Job: Omit the pictures from the entries below and retype everything else exactly.

Record list:

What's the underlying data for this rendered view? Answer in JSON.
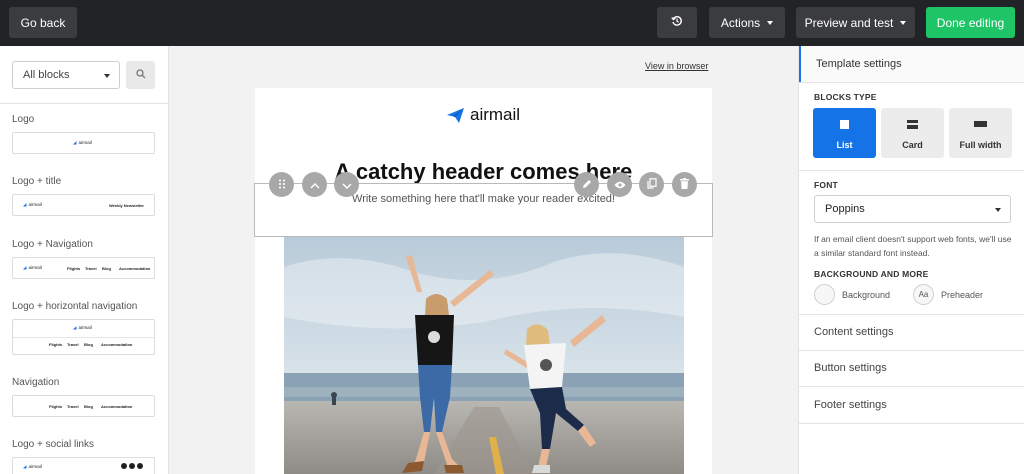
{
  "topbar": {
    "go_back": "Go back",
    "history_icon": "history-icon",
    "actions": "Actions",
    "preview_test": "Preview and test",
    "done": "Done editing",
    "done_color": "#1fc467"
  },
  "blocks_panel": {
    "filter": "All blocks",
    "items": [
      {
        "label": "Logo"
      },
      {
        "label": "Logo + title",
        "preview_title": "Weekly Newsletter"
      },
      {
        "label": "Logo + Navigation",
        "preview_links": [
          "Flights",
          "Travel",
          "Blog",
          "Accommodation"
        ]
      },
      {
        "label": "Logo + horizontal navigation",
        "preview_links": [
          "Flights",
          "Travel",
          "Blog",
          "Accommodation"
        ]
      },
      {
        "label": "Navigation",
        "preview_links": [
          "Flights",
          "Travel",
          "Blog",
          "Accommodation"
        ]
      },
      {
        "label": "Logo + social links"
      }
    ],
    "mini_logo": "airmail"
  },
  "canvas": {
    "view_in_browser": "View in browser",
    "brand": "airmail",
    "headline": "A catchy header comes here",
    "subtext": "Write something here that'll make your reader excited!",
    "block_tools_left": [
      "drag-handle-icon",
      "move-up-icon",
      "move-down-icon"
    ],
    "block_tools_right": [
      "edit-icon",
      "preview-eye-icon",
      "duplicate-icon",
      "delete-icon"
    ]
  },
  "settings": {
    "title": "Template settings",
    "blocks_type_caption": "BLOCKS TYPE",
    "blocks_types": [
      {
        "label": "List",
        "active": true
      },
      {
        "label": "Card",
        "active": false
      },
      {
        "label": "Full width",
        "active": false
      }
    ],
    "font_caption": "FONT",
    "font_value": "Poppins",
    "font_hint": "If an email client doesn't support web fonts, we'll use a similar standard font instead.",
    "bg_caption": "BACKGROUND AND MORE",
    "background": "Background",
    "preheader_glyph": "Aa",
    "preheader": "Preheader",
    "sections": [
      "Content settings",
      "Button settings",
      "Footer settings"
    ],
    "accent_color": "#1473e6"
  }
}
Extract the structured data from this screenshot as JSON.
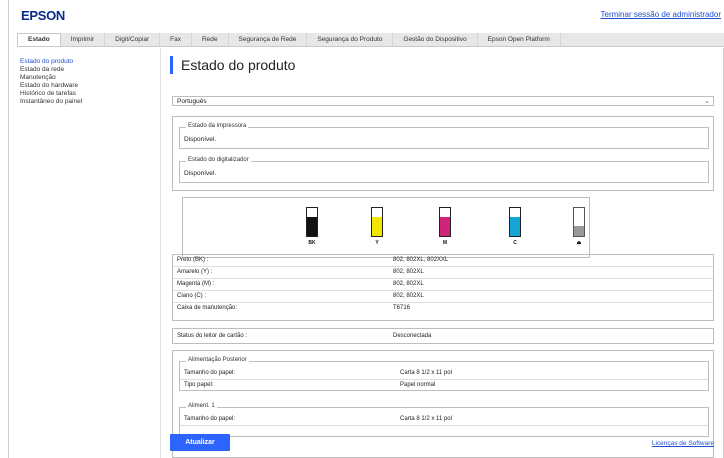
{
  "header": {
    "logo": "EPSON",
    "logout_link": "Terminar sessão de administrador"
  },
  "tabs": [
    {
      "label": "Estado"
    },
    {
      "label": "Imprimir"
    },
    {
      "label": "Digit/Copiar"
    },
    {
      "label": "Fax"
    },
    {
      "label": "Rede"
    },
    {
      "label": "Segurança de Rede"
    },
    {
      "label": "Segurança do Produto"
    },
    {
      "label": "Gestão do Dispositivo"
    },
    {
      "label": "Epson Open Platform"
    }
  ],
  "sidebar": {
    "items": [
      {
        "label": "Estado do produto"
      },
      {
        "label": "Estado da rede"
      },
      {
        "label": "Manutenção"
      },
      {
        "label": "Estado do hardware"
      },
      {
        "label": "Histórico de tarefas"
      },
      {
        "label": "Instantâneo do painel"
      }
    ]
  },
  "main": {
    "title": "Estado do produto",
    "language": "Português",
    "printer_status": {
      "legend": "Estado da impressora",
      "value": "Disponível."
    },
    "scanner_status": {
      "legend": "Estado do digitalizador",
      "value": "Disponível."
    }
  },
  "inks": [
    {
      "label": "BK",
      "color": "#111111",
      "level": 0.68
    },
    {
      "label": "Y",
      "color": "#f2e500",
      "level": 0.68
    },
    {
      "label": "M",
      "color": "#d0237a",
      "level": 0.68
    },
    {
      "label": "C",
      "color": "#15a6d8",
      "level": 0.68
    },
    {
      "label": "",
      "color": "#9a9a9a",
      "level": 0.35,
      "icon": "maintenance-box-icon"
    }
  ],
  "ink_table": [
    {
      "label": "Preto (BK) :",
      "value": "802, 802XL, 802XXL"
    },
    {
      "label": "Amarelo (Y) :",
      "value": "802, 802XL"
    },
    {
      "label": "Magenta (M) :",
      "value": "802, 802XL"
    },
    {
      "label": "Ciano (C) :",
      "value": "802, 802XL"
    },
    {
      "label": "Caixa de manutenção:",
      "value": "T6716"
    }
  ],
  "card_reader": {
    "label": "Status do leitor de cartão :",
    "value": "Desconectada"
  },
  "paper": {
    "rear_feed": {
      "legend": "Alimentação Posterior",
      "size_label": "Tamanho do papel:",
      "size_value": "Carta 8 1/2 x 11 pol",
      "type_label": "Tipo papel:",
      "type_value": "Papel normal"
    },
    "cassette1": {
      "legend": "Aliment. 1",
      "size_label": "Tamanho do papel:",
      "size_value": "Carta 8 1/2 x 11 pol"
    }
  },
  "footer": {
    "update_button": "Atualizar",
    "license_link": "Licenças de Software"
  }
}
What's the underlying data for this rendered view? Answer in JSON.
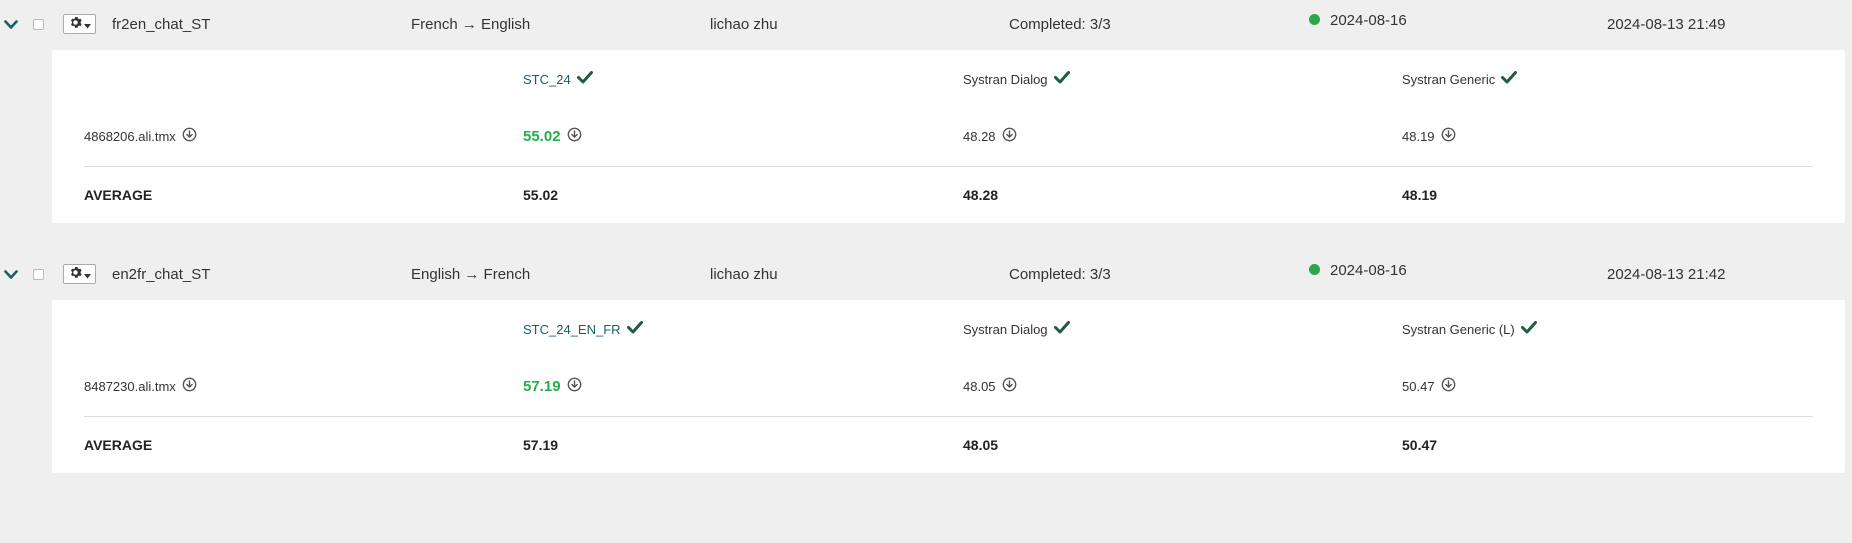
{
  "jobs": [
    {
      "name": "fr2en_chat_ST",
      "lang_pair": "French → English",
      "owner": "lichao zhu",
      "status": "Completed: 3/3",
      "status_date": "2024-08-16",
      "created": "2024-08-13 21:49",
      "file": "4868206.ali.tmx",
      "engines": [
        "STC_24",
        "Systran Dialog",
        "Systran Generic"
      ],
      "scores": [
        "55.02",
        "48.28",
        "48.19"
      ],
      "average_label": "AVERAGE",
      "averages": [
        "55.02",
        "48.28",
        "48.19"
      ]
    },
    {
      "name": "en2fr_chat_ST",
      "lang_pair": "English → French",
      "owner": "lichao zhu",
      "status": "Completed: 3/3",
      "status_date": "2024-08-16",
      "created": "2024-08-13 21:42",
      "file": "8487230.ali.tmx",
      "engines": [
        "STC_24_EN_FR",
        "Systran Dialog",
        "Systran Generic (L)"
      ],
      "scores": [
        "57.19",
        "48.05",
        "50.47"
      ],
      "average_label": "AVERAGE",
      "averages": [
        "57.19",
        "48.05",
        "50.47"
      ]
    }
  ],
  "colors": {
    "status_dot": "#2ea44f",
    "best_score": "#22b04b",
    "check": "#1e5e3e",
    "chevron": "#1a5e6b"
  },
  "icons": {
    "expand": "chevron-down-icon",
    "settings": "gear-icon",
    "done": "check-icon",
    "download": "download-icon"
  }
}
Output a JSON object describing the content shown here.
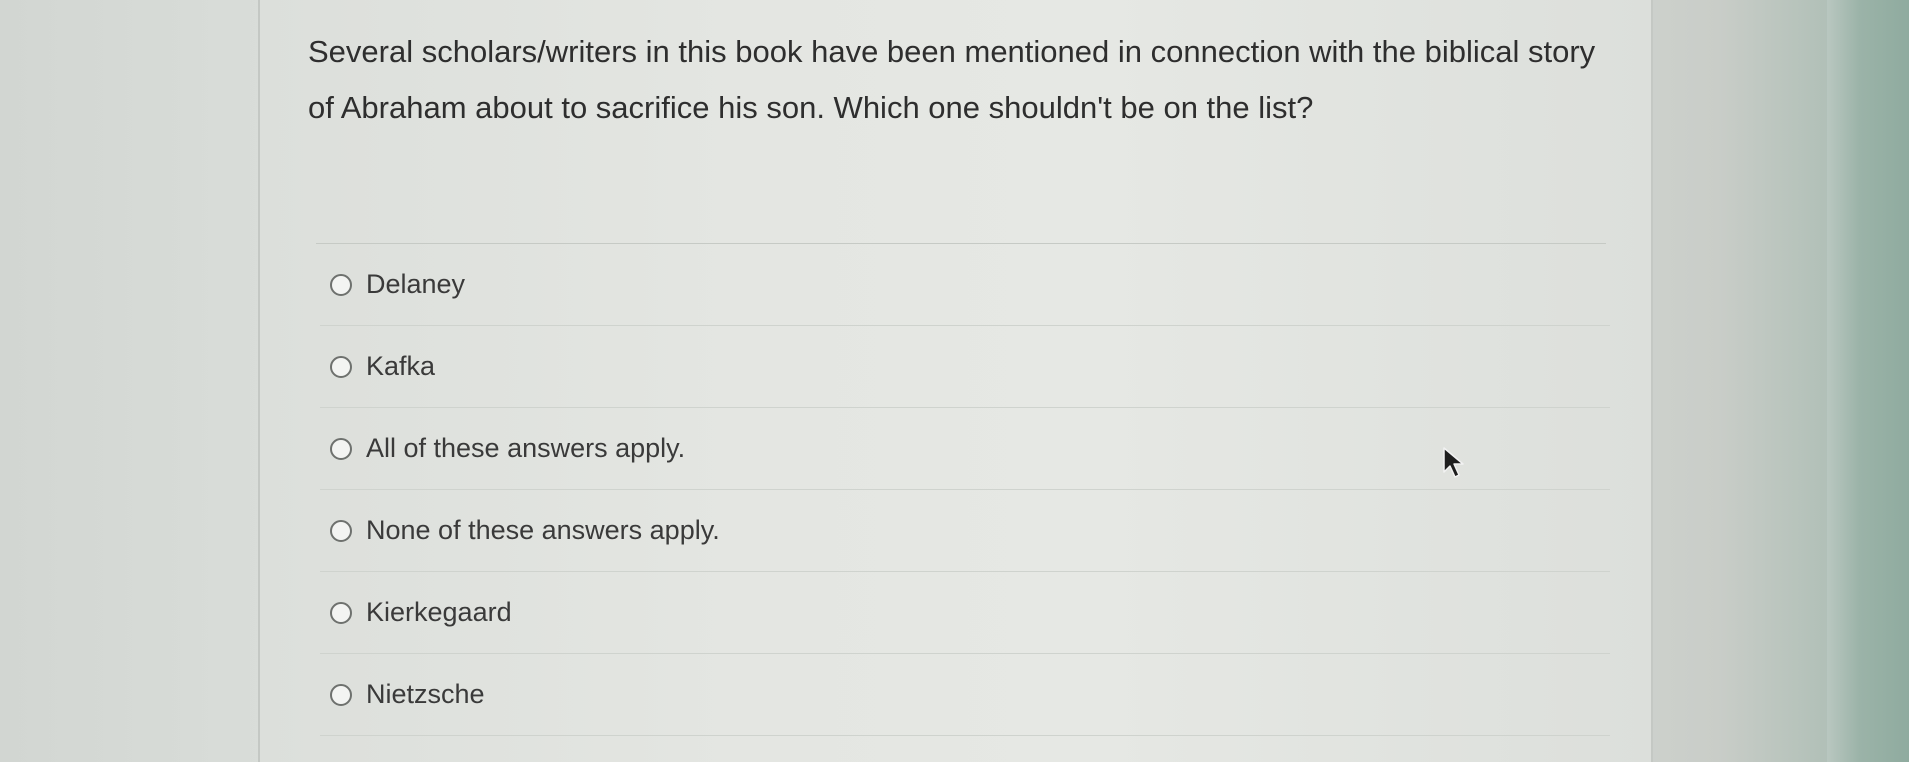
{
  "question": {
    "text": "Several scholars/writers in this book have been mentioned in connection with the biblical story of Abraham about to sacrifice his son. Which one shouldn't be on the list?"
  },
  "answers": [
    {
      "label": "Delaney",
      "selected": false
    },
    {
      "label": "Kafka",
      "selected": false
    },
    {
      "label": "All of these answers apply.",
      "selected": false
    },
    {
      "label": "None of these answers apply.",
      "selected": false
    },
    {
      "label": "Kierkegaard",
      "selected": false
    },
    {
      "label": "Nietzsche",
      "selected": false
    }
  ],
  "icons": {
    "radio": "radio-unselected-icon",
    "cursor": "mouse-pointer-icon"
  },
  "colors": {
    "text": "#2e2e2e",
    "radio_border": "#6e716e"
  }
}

Finished answer:
What's the underlying data for this rendered view? Answer in JSON.
{
  "topbar": {
    "go_back": "Go back",
    "history_icon": "history-icon",
    "actions": "Actions",
    "preview_test": "Preview and test",
    "done": "Done editing",
    "done_color": "#1fc467"
  },
  "blocks_panel": {
    "filter": "All blocks",
    "items": [
      {
        "label": "Logo"
      },
      {
        "label": "Logo + title",
        "preview_title": "Weekly Newsletter"
      },
      {
        "label": "Logo + Navigation",
        "preview_links": [
          "Flights",
          "Travel",
          "Blog",
          "Accommodation"
        ]
      },
      {
        "label": "Logo + horizontal navigation",
        "preview_links": [
          "Flights",
          "Travel",
          "Blog",
          "Accommodation"
        ]
      },
      {
        "label": "Navigation",
        "preview_links": [
          "Flights",
          "Travel",
          "Blog",
          "Accommodation"
        ]
      },
      {
        "label": "Logo + social links"
      }
    ],
    "mini_logo": "airmail"
  },
  "canvas": {
    "view_in_browser": "View in browser",
    "brand": "airmail",
    "headline": "A catchy header comes here",
    "subtext": "Write something here that'll make your reader excited!",
    "block_tools_left": [
      "drag-handle-icon",
      "move-up-icon",
      "move-down-icon"
    ],
    "block_tools_right": [
      "edit-icon",
      "preview-eye-icon",
      "duplicate-icon",
      "delete-icon"
    ]
  },
  "settings": {
    "title": "Template settings",
    "blocks_type_caption": "BLOCKS TYPE",
    "blocks_types": [
      {
        "label": "List",
        "active": true
      },
      {
        "label": "Card",
        "active": false
      },
      {
        "label": "Full width",
        "active": false
      }
    ],
    "font_caption": "FONT",
    "font_value": "Poppins",
    "font_hint": "If an email client doesn't support web fonts, we'll use a similar standard font instead.",
    "bg_caption": "BACKGROUND AND MORE",
    "background": "Background",
    "preheader_glyph": "Aa",
    "preheader": "Preheader",
    "sections": [
      "Content settings",
      "Button settings",
      "Footer settings"
    ],
    "accent_color": "#1473e6"
  }
}
Extract the structured data from this screenshot as JSON.
{
  "header": {
    "logo": "EPSON",
    "logout_link": "Terminar sessão de administrador"
  },
  "tabs": [
    {
      "label": "Estado"
    },
    {
      "label": "Imprimir"
    },
    {
      "label": "Digit/Copiar"
    },
    {
      "label": "Fax"
    },
    {
      "label": "Rede"
    },
    {
      "label": "Segurança de Rede"
    },
    {
      "label": "Segurança do Produto"
    },
    {
      "label": "Gestão do Dispositivo"
    },
    {
      "label": "Epson Open Platform"
    }
  ],
  "sidebar": {
    "items": [
      {
        "label": "Estado do produto"
      },
      {
        "label": "Estado da rede"
      },
      {
        "label": "Manutenção"
      },
      {
        "label": "Estado do hardware"
      },
      {
        "label": "Histórico de tarefas"
      },
      {
        "label": "Instantâneo do painel"
      }
    ]
  },
  "main": {
    "title": "Estado do produto",
    "language": "Português",
    "printer_status": {
      "legend": "Estado da impressora",
      "value": "Disponível."
    },
    "scanner_status": {
      "legend": "Estado do digitalizador",
      "value": "Disponível."
    }
  },
  "inks": [
    {
      "label": "BK",
      "color": "#111111",
      "level": 0.68
    },
    {
      "label": "Y",
      "color": "#f2e500",
      "level": 0.68
    },
    {
      "label": "M",
      "color": "#d0237a",
      "level": 0.68
    },
    {
      "label": "C",
      "color": "#15a6d8",
      "level": 0.68
    },
    {
      "label": "",
      "color": "#9a9a9a",
      "level": 0.35,
      "icon": "maintenance-box-icon"
    }
  ],
  "ink_table": [
    {
      "label": "Preto (BK) :",
      "value": "802, 802XL, 802XXL"
    },
    {
      "label": "Amarelo (Y) :",
      "value": "802, 802XL"
    },
    {
      "label": "Magenta (M) :",
      "value": "802, 802XL"
    },
    {
      "label": "Ciano (C) :",
      "value": "802, 802XL"
    },
    {
      "label": "Caixa de manutenção:",
      "value": "T6716"
    }
  ],
  "card_reader": {
    "label": "Status do leitor de cartão :",
    "value": "Desconectada"
  },
  "paper": {
    "rear_feed": {
      "legend": "Alimentação Posterior",
      "size_label": "Tamanho do papel:",
      "size_value": "Carta 8 1/2 x 11 pol",
      "type_label": "Tipo papel:",
      "type_value": "Papel normal"
    },
    "cassette1": {
      "legend": "Aliment. 1",
      "size_label": "Tamanho do papel:",
      "size_value": "Carta 8 1/2 x 11 pol"
    }
  },
  "footer": {
    "update_button": "Atualizar",
    "license_link": "Licenças de Software"
  }
}
What's the underlying data for this rendered view? Answer in JSON.
{
  "jobs": [
    {
      "name": "fr2en_chat_ST",
      "lang_pair": "French → English",
      "owner": "lichao zhu",
      "status": "Completed: 3/3",
      "status_date": "2024-08-16",
      "created": "2024-08-13 21:49",
      "file": "4868206.ali.tmx",
      "engines": [
        "STC_24",
        "Systran Dialog",
        "Systran Generic"
      ],
      "scores": [
        "55.02",
        "48.28",
        "48.19"
      ],
      "average_label": "AVERAGE",
      "averages": [
        "55.02",
        "48.28",
        "48.19"
      ]
    },
    {
      "name": "en2fr_chat_ST",
      "lang_pair": "English → French",
      "owner": "lichao zhu",
      "status": "Completed: 3/3",
      "status_date": "2024-08-16",
      "created": "2024-08-13 21:42",
      "file": "8487230.ali.tmx",
      "engines": [
        "STC_24_EN_FR",
        "Systran Dialog",
        "Systran Generic (L)"
      ],
      "scores": [
        "57.19",
        "48.05",
        "50.47"
      ],
      "average_label": "AVERAGE",
      "averages": [
        "57.19",
        "48.05",
        "50.47"
      ]
    }
  ],
  "colors": {
    "status_dot": "#2ea44f",
    "best_score": "#22b04b",
    "check": "#1e5e3e",
    "chevron": "#1a5e6b"
  },
  "icons": {
    "expand": "chevron-down-icon",
    "settings": "gear-icon",
    "done": "check-icon",
    "download": "download-icon"
  }
}
Output a JSON object describing the content shown here.
{
  "question": {
    "text": "Several scholars/writers in this book have been mentioned in connection with the biblical story of Abraham about to sacrifice his son. Which one shouldn't be on the list?"
  },
  "answers": [
    {
      "label": "Delaney",
      "selected": false
    },
    {
      "label": "Kafka",
      "selected": false
    },
    {
      "label": "All of these answers apply.",
      "selected": false
    },
    {
      "label": "None of these answers apply.",
      "selected": false
    },
    {
      "label": "Kierkegaard",
      "selected": false
    },
    {
      "label": "Nietzsche",
      "selected": false
    }
  ],
  "icons": {
    "radio": "radio-unselected-icon",
    "cursor": "mouse-pointer-icon"
  },
  "colors": {
    "text": "#2e2e2e",
    "radio_border": "#6e716e"
  }
}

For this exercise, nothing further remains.